> Trecho fornecido:
____________________
O governo sempre foi composto de uma minoria, mesmo os exércitos e forças policiais não são maiores que o grande coletivo de cidadãos que formam as cidades e países. Pois bem, será possível para um Hitler ou um Stalin criar um regime opressor sozinhos? Temos que ter isso em mente, pois esses ditadores genocidas tiveram apoio de milhões, seja dos fanáticos militantes, ou daqueles que apenas se omitiam perante seus desmandos. Nenhum governo, por mais poderoso que possa parecer, consegue se manter no poder sem apoio popular e por isso, ele precisa controlar a narrativa, subornar a imprensa e atacar os dissidentes. Tudo isso está acontecendo aqui, no Brasil, bem embaixo do nosso nariz, e quem não enxergou isso até o momento, talvez já tenha se perdido na escuridão da ignorância.
Todos os abusos e violações de direitos começam aos poucos e vão atingindo indivíduos que gradativamente vão sendo vilipendiados pela propaganda do regime. No processo, os adversários dessas vítimas irão aplaudir, alguns jornalistas comprados irão defender o autoritarismo contra aqueles seres indesejados, mas no final, como a sanha ditatorial não tem fins ou limites, essa brutalidade chegará a todos. Muitas pessoas, infelizmente, estão bastantes dispostas a fazer a engrenagem da violência estatal funcionar, e essas pessoas são os prostitutos morais sem alma que apenas querem alguma gratificação, um cargo ou benefícios do governo. Outras não tem sequer a capacidade de pensar, de ter uma percepção correta da realidade e criticar os erros e desmandos da elite que nos manipula e escraviza. Essas pessoas, infelizmente, sucumbiram à mentira de tal forma que nem sequer conseguem reconhecer a realidade, perderam a capacidade de fazer as mais simples análises racionais.
Após o longo e brilhante trabalho de pesquisa de Alexander Soljenítsin sobre as mazelas que assolaram a Rússia sob o comunismo, ele chegou à conclusão final:
“Os homens se esqueceram de Deus; é por isso que tudo isso aconteceu”.
Ele explica que como as pessoas deixaram de perceber a dimensão divina da vida, que seria algo transcendental, as pessoas passaram a aceitar e até defender os grandes crimes do século XX. A percepção de justiça e de lei natural se foi, o que sobrou foi apenas o mundo de desejos, de interesses e de ganhos materiais.
Assim, se referindo à Primeira Guerra Mundial, ele escreve:
“Foi uma guerra quando a Europa, repleta de saúde e abundância, caiu em uma fúria de automutilação que não pôde deixar de minar suas forças por um século ou mais, e talvez para sempre. A única explicação possível para esta guerra é um eclipse mental entre os líderes da Europa devido à sua consciência perdida de um Poder Supremo acima deles. Somente uma amargura sem Deus poderia ter movido estados ostensivamente cristãos a empregar gás venenoso, uma arma tão obviamente fora dos limites da humanidade”.
____________________
> Faça o seguinte:
- 1) No trecho sobre governos opressores, a que conclusão final chegou Alexander Soljenítsin?
- 2) Segundo o trecho sobre governos opressores, o que um governo precisa fazer por não conseguir se manter no poder sem apoio popular? Cite tudo.
- 3) Dê seguimento ao trecho sobre governos opressores a partir do ponto em que ele termina.
As linhas que vêm depois não têm nada a ver com o trecho sobre governos opressores.

> Seção de dados:
____________________
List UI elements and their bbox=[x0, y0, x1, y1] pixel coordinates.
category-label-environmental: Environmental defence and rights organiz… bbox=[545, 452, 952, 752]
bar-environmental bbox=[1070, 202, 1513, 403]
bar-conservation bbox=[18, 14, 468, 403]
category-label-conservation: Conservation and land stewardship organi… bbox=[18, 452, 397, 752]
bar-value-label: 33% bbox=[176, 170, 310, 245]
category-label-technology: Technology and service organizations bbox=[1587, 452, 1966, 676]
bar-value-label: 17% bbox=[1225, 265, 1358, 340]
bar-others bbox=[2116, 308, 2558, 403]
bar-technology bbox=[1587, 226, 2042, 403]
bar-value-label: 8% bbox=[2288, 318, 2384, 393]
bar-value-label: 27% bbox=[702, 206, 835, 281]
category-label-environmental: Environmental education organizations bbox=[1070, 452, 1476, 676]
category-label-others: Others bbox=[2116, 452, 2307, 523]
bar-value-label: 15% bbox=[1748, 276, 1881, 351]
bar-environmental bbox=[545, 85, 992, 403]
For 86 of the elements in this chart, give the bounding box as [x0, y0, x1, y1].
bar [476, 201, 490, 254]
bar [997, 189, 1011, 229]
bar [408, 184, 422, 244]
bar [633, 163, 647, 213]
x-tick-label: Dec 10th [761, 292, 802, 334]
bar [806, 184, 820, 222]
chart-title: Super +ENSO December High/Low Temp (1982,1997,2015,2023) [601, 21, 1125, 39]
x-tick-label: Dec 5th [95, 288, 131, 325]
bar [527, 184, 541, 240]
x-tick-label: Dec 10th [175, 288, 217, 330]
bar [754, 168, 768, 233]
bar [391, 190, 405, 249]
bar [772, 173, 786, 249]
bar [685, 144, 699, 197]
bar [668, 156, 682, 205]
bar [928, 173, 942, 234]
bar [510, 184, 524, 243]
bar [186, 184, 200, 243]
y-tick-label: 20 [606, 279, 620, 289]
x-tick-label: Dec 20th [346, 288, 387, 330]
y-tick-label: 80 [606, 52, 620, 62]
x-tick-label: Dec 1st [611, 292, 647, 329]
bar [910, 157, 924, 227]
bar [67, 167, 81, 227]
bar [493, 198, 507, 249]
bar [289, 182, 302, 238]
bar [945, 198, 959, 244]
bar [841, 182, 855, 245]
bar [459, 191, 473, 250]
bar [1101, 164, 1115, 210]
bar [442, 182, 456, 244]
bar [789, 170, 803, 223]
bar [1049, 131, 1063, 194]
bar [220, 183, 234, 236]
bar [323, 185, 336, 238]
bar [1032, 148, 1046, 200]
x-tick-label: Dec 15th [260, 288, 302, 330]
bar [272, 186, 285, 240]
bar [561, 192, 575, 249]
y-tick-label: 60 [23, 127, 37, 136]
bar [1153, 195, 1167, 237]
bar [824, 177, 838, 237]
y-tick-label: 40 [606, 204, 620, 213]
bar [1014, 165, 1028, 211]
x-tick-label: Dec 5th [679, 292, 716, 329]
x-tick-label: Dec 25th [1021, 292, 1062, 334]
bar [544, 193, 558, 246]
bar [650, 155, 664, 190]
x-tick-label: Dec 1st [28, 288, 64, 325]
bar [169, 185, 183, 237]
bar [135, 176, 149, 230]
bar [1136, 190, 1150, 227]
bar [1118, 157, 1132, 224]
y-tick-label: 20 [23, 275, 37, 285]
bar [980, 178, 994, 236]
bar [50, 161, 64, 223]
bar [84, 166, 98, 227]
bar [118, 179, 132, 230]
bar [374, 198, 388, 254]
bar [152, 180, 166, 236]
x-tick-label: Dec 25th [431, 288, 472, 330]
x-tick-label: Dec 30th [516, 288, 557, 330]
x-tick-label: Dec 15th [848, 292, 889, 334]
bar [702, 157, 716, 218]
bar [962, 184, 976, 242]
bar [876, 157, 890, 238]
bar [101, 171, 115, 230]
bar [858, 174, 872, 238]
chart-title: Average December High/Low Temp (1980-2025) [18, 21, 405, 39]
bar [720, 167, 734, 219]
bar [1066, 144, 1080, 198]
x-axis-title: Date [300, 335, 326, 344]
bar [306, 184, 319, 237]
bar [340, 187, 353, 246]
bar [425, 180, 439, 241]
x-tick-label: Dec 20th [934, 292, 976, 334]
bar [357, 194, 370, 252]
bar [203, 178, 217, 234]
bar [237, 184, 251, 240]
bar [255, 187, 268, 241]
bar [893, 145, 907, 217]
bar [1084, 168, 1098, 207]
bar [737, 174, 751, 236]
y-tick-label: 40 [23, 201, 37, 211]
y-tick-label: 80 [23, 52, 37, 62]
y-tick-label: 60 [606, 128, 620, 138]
____________________
> Respostas dadas:
- 1) "Os homens se esqueceram de Deus; é por isso que tudo isso aconteceu."

- 2) Controlar a narrativa, subornar a imprensa e atacar os dissidentes.

- 3)
Portanto, não é difícil de perceber que a falta de virtudes morais e espirituais propiciaram o surgimento do nazi-fascismo e a expansão do comunismo em diversos países. Como poderia pessoas que seguem leis universais e tem uma sólida régua moral permitir o holocausto, o holodomor, as bombas atômicas e todos os crimes contra inocentes? Quando nos eximimos da nossa responsabilidade como ser humano, e deixamo-nos levar pelos discursos fáceis e politicamente corretos, nos tornamos apenas um bando, uma ovelha de rebanho a ser tosquiada por tiranos. O escritor russo nos alerta que o que impede a guerra e garante paz no mundo são os corações fortes de indivíduos firmes.
O pensador russo declarou que se o mundo for salvo desse cenário cada vez mais apocalíptico, será devido a uma mudança de consciência, uma volta à lucidez espiritual. Pessoas íntegras e de coração forte, que querem ver um mundo melhor precisam fazer sérios esforços individuais para impedir cenários cada vez mais desumanos e catastróficos, como aqueles do século XX.
Refletindo sobre o passado do povo russo, ele diz que numa época longínqua o ideal social daquele povo não era a fama, nem a riqueza ou sucesso material, mas valorizavam na verdade um modo de vida piedoso. Assim, a Rússia foi imersa no que identificou como um Cristianismo Ortodoxo, que permaneceu fiel à Igreja dos primeiros séculos. A ortodoxia daquele período conseguia salvaguardar seu povo do jugo de uma ocupação estrangeira, como aconteceu. Ele explica como a fé foi uma importante força formadora e unificadora da grande nação russa: “Durante esses séculos, a fé ortodoxa em nosso país passou a fazer parte dos próprios padrões de pensamento e personalidade de nosso povo, as formas de vida cotidiana, o calendário de trabalho, as prioridades em cada empreendimento, a organização da semana e do ano”.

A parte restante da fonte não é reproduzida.